• _YOUR OBJECTIVE_: Write out the data again in full, exactly as it reads.
++++++++++++++++++++
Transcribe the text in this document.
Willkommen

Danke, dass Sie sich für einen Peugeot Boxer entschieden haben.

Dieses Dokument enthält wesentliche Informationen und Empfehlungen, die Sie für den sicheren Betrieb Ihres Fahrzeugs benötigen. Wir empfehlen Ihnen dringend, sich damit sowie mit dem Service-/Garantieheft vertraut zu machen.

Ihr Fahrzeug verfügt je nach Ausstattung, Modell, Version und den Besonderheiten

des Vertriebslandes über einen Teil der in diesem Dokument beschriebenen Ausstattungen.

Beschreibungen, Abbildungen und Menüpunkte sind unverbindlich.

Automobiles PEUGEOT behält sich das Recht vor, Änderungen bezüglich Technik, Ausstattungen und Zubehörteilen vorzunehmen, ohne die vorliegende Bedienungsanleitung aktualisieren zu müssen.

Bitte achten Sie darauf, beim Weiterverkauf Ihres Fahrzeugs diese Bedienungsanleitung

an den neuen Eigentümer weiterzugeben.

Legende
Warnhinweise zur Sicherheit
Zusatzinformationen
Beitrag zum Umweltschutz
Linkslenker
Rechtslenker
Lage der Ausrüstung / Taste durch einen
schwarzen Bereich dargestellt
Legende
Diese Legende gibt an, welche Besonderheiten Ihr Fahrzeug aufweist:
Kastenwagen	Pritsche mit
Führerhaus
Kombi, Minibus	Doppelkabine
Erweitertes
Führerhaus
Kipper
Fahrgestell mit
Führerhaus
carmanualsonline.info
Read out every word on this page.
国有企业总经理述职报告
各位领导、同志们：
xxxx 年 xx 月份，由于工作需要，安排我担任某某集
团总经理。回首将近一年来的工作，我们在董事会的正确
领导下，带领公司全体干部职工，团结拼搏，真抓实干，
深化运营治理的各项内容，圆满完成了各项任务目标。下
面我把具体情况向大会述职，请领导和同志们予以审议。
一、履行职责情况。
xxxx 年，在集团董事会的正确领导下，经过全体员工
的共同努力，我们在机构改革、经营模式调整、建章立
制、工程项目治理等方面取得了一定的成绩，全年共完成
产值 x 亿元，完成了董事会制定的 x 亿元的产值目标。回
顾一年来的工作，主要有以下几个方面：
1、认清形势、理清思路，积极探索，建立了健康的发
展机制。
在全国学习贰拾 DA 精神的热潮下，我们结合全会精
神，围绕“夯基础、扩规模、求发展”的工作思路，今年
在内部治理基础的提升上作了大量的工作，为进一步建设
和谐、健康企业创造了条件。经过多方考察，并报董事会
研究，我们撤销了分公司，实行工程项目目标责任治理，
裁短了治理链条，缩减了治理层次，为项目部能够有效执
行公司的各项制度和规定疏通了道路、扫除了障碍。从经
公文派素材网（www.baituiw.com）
++++++++++++++++++++
• _FULL SOLUTION_:
Transcribe the text in this document.
Willkommen

Danke, dass Sie sich für einen Peugeot Boxer entschieden haben.

Dieses Dokument enthält wesentliche Informationen und Empfehlungen, die Sie für den sicheren Betrieb Ihres Fahrzeugs benötigen. Wir empfehlen Ihnen dringend, sich damit sowie mit dem Service-/Garantieheft vertraut zu machen.

Ihr Fahrzeug verfügt je nach Ausstattung, Modell, Version und den Besonderheiten

des Vertriebslandes über einen Teil der in diesem Dokument beschriebenen Ausstattungen.

Beschreibungen, Abbildungen und Menüpunkte sind unverbindlich.

Automobiles PEUGEOT behält sich das Recht vor, Änderungen bezüglich Technik, Ausstattungen und Zubehörteilen vorzunehmen, ohne die vorliegende Bedienungsanleitung aktualisieren zu müssen.

Bitte achten Sie darauf, beim Weiterverkauf Ihres Fahrzeugs diese Bedienungsanleitung

an den neuen Eigentümer weiterzugeben.

Legende
Warnhinweise zur Sicherheit
Zusatzinformationen
Beitrag zum Umweltschutz
Linkslenker
Rechtslenker
Lage der Ausrüstung / Taste durch einen
schwarzen Bereich dargestellt
Legende
Diese Legende gibt an, welche Besonderheiten Ihr Fahrzeug aufweist:
Kastenwagen	Pritsche mit
Führerhaus
Kombi, Minibus	Doppelkabine
Erweitertes
Führerhaus
Kipper
Fahrgestell mit
Führerhaus
carmanualsonline.info
Read out every word on this page.
国有企业总经理述职报告
各位领导、同志们：
xxxx 年 xx 月份，由于工作需要，安排我担任某某集
团总经理。回首将近一年来的工作，我们在董事会的正确
领导下，带领公司全体干部职工，团结拼搏，真抓实干，
深化运营治理的各项内容，圆满完成了各项任务目标。下
面我把具体情况向大会述职，请领导和同志们予以审议。
一、履行职责情况。
xxxx 年，在集团董事会的正确领导下，经过全体员工
的共同努力，我们在机构改革、经营模式调整、建章立
制、工程项目治理等方面取得了一定的成绩，全年共完成
产值 x 亿元，完成了董事会制定的 x 亿元的产值目标。回
顾一年来的工作，主要有以下几个方面：
1、认清形势、理清思路，积极探索，建立了健康的发
展机制。
在全国学习贰拾 DA 精神的热潮下，我们结合全会精
神，围绕“夯基础、扩规模、求发展”的工作思路，今年
在内部治理基础的提升上作了大量的工作，为进一步建设
和谐、健康企业创造了条件。经过多方考察，并报董事会
研究，我们撤销了分公司，实行工程项目目标责任治理，
裁短了治理链条，缩减了治理层次，为项目部能够有效执
行公司的各项制度和规定疏通了道路、扫除了障碍。从经
公文派素材网（www.baituiw.com）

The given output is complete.